┌────────

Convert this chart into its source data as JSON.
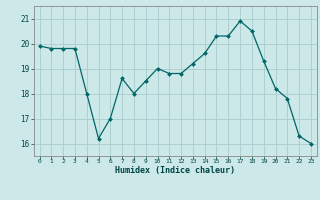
{
  "x": [
    0,
    1,
    2,
    3,
    4,
    5,
    6,
    7,
    8,
    9,
    10,
    11,
    12,
    13,
    14,
    15,
    16,
    17,
    18,
    19,
    20,
    21,
    22,
    23
  ],
  "y": [
    19.9,
    19.8,
    19.8,
    19.8,
    18.0,
    16.2,
    17.0,
    18.6,
    18.0,
    18.5,
    19.0,
    18.8,
    18.8,
    19.2,
    19.6,
    20.3,
    20.3,
    20.9,
    20.5,
    19.3,
    18.2,
    17.8,
    16.3,
    16.0
  ],
  "xlabel": "Humidex (Indice chaleur)",
  "ylim": [
    15.5,
    21.5
  ],
  "xlim": [
    -0.5,
    23.5
  ],
  "yticks": [
    16,
    17,
    18,
    19,
    20,
    21
  ],
  "xticks": [
    0,
    1,
    2,
    3,
    4,
    5,
    6,
    7,
    8,
    9,
    10,
    11,
    12,
    13,
    14,
    15,
    16,
    17,
    18,
    19,
    20,
    21,
    22,
    23
  ],
  "line_color": "#006666",
  "marker_color": "#006666",
  "bg_color": "#cce8e8",
  "grid_color": "#aacccc",
  "tick_color": "#004444",
  "spine_color": "#888888"
}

└────────

■ EXERCISE INSTRUCTIONS ■
Make a word-for-word copy of the entries, without any pictures.

■ TASK SOLUTION ■
Convert this chart into its source data as JSON.
{
  "x": [
    0,
    1,
    2,
    3,
    4,
    5,
    6,
    7,
    8,
    9,
    10,
    11,
    12,
    13,
    14,
    15,
    16,
    17,
    18,
    19,
    20,
    21,
    22,
    23
  ],
  "y": [
    19.9,
    19.8,
    19.8,
    19.8,
    18.0,
    16.2,
    17.0,
    18.6,
    18.0,
    18.5,
    19.0,
    18.8,
    18.8,
    19.2,
    19.6,
    20.3,
    20.3,
    20.9,
    20.5,
    19.3,
    18.2,
    17.8,
    16.3,
    16.0
  ],
  "xlabel": "Humidex (Indice chaleur)",
  "ylim": [
    15.5,
    21.5
  ],
  "xlim": [
    -0.5,
    23.5
  ],
  "yticks": [
    16,
    17,
    18,
    19,
    20,
    21
  ],
  "xticks": [
    0,
    1,
    2,
    3,
    4,
    5,
    6,
    7,
    8,
    9,
    10,
    11,
    12,
    13,
    14,
    15,
    16,
    17,
    18,
    19,
    20,
    21,
    22,
    23
  ],
  "line_color": "#006666",
  "marker_color": "#006666",
  "bg_color": "#cce8e8",
  "grid_color": "#aacccc",
  "tick_color": "#004444",
  "spine_color": "#888888"
}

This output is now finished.